── Raw data ──
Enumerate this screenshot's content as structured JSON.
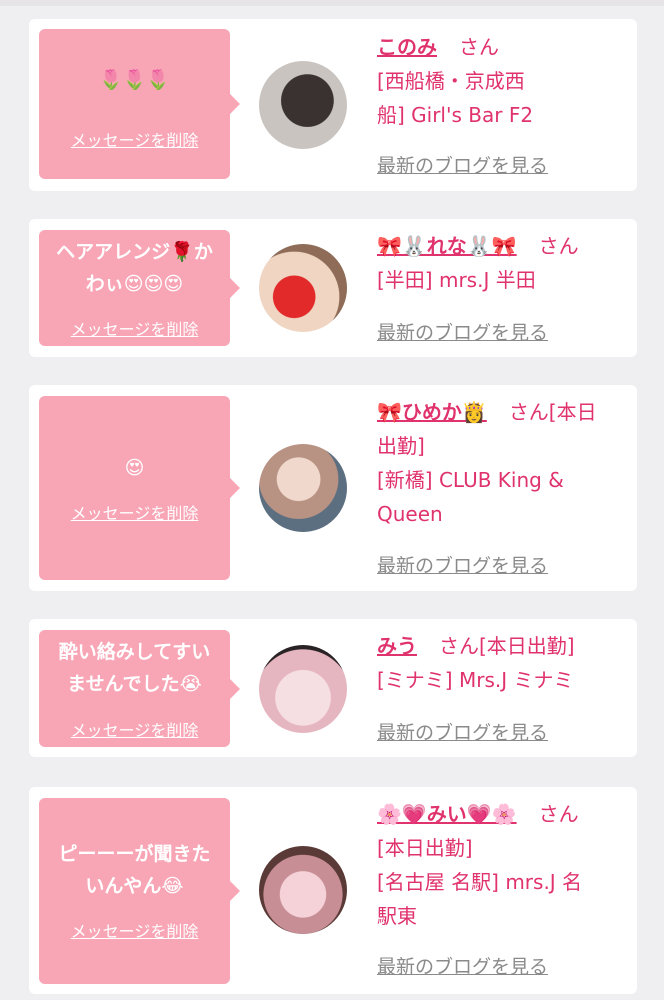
{
  "colors": {
    "accent": "#e0336e",
    "bubble": "#f8a5b5",
    "card": "#ffffff",
    "background": "#efeef0"
  },
  "cards": [
    {
      "message": "🌷🌷🌷",
      "delete_label": "メッセージを削除",
      "name": "このみ",
      "honorific": "さん",
      "shop": "[西船橋・京成西\n船] Girl's Bar F2",
      "blog_label": "最新のブログを見る"
    },
    {
      "message": "ヘアアレンジ🌹か\nわぃ😍😍😍",
      "delete_label": "メッセージを削除",
      "name": "🎀🐰れな🐰🎀",
      "honorific": "さん",
      "shop": "[半田] mrs.J 半田",
      "blog_label": "最新のブログを見る"
    },
    {
      "message": "😍",
      "delete_label": "メッセージを削除",
      "name": "🎀ひめか👸",
      "honorific": "さん[本日\n出勤]",
      "shop": "[新橋] CLUB King &\nQueen",
      "blog_label": "最新のブログを見る"
    },
    {
      "message": "酔い絡みしてすい\nませんでした😭",
      "delete_label": "メッセージを削除",
      "name": "みう",
      "honorific": "さん[本日出勤]",
      "shop": "[ミナミ] Mrs.J ミナミ",
      "blog_label": "最新のブログを見る"
    },
    {
      "message": "ピーーーが聞きた\nいんやん😂",
      "delete_label": "メッセージを削除",
      "name": "🌸💗みい💗🌸",
      "honorific": "さん\n[本日出勤]",
      "shop": "[名古屋 名駅] mrs.J 名\n駅東",
      "blog_label": "最新のブログを見る"
    }
  ]
}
───
Written request
From the listing, copy each line containing the word "honorific".

Solved problem
      "honorific": "さん",
      "honorific": "さん",
      "honorific": "さん[本日\n出勤]",
      "honorific": "さん[本日出勤]",
      "honorific": "さん\n[本日出勤]",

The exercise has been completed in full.